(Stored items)
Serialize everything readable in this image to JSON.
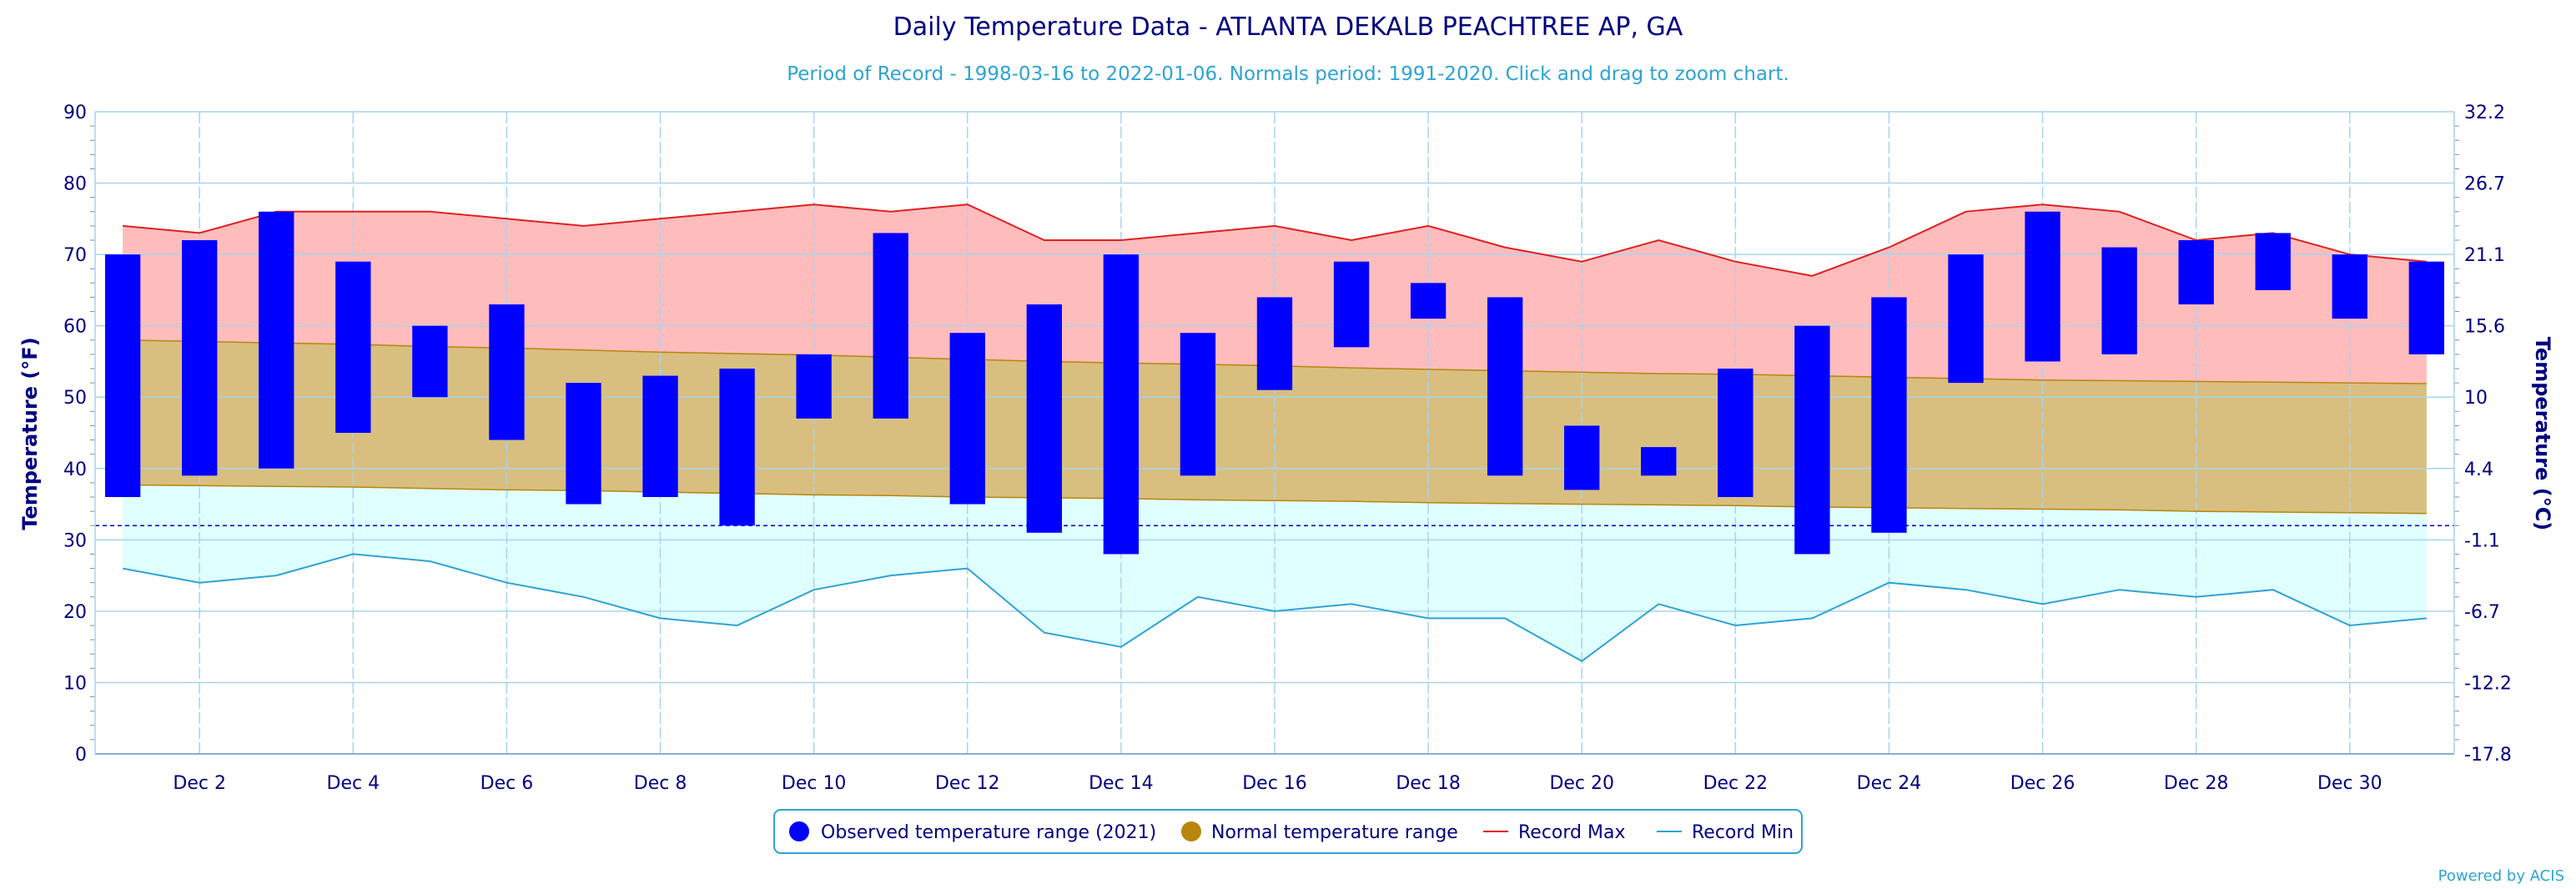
{
  "chart_data": {
    "type": "bar",
    "title": "Daily Temperature Data - ATLANTA DEKALB PEACHTREE AP, GA",
    "subtitle": "Period of Record - 1998-03-16 to 2022-01-06. Normals period: 1991-2020. Click and drag to zoom chart.",
    "ylabel": "Temperature (°F)",
    "ylabel_right": "Temperature (°C)",
    "ylim": [
      0,
      90
    ],
    "yticks": [
      0,
      10,
      20,
      30,
      40,
      50,
      60,
      70,
      80,
      90
    ],
    "yticks_right": [
      "-17.8",
      "-12.2",
      "-6.7",
      "-1.1",
      "4.4",
      "10",
      "15.6",
      "21.1",
      "26.7",
      "32.2"
    ],
    "x_days": [
      1,
      2,
      3,
      4,
      5,
      6,
      7,
      8,
      9,
      10,
      11,
      12,
      13,
      14,
      15,
      16,
      17,
      18,
      19,
      20,
      21,
      22,
      23,
      24,
      25,
      26,
      27,
      28,
      29,
      30,
      31
    ],
    "xticks": [
      {
        "day": 2,
        "label": "Dec 2"
      },
      {
        "day": 4,
        "label": "Dec 4"
      },
      {
        "day": 6,
        "label": "Dec 6"
      },
      {
        "day": 8,
        "label": "Dec 8"
      },
      {
        "day": 10,
        "label": "Dec 10"
      },
      {
        "day": 12,
        "label": "Dec 12"
      },
      {
        "day": 14,
        "label": "Dec 14"
      },
      {
        "day": 16,
        "label": "Dec 16"
      },
      {
        "day": 18,
        "label": "Dec 18"
      },
      {
        "day": 20,
        "label": "Dec 20"
      },
      {
        "day": 22,
        "label": "Dec 22"
      },
      {
        "day": 24,
        "label": "Dec 24"
      },
      {
        "day": 26,
        "label": "Dec 26"
      },
      {
        "day": 28,
        "label": "Dec 28"
      },
      {
        "day": 30,
        "label": "Dec 30"
      }
    ],
    "freezing_line": 32,
    "series": [
      {
        "name": "Observed temperature range (2021)",
        "type": "columnrange",
        "color": "#0000ff",
        "low": [
          36,
          39,
          40,
          45,
          50,
          44,
          35,
          36,
          32,
          47,
          47,
          35,
          31,
          28,
          39,
          51,
          57,
          61,
          39,
          37,
          39,
          36,
          28,
          31,
          52,
          55,
          56,
          63,
          65,
          61,
          56
        ],
        "high": [
          70,
          72,
          76,
          69,
          60,
          63,
          52,
          53,
          54,
          56,
          73,
          59,
          63,
          70,
          59,
          64,
          69,
          66,
          64,
          46,
          43,
          54,
          60,
          64,
          70,
          76,
          71,
          72,
          73,
          70,
          69
        ]
      },
      {
        "name": "Normal temperature range",
        "type": "arearange",
        "color": "#b8860b",
        "fill": "#d8bf80",
        "low": [
          37.7,
          37.6,
          37.5,
          37.4,
          37.2,
          37.0,
          36.9,
          36.7,
          36.5,
          36.3,
          36.2,
          36.0,
          35.9,
          35.8,
          35.6,
          35.5,
          35.4,
          35.2,
          35.1,
          35.0,
          34.9,
          34.8,
          34.6,
          34.5,
          34.4,
          34.3,
          34.2,
          34.0,
          33.9,
          33.8,
          33.7
        ],
        "high": [
          58.0,
          57.8,
          57.6,
          57.4,
          57.1,
          56.9,
          56.6,
          56.3,
          56.1,
          55.9,
          55.6,
          55.3,
          55.0,
          54.8,
          54.6,
          54.4,
          54.1,
          53.9,
          53.7,
          53.5,
          53.3,
          53.2,
          53.0,
          52.8,
          52.6,
          52.4,
          52.3,
          52.2,
          52.1,
          52.0,
          51.9
        ]
      },
      {
        "name": "Record Max",
        "type": "line",
        "color": "#e02020",
        "fill": "#ffbcbc",
        "values": [
          74,
          73,
          76,
          76,
          76,
          75,
          74,
          75,
          76,
          77,
          76,
          77,
          72,
          72,
          73,
          74,
          72,
          74,
          71,
          69,
          72,
          69,
          67,
          71,
          76,
          77,
          76,
          72,
          73,
          70,
          69
        ]
      },
      {
        "name": "Record Min",
        "type": "line",
        "color": "#2ea3d4",
        "fill": "#e0ffff",
        "values": [
          26,
          24,
          25,
          28,
          27,
          24,
          22,
          19,
          18,
          23,
          25,
          26,
          17,
          15,
          22,
          20,
          21,
          19,
          19,
          13,
          21,
          18,
          19,
          24,
          23,
          21,
          23,
          22,
          23,
          18,
          19
        ]
      }
    ],
    "legend": {
      "placement": "bottom-center"
    },
    "grid": true
  },
  "credit": "Powered by ACIS"
}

Stated exercise = Scan the listing above for the word "Record" and show each line where it is found.

Task response =
    "subtitle": "Period of Record - 1998-03-16 to 2022-01-06. Normals period: 1991-2020. Click and drag to zoom chart.",
        "name": "Record Max",
        "name": "Record Min",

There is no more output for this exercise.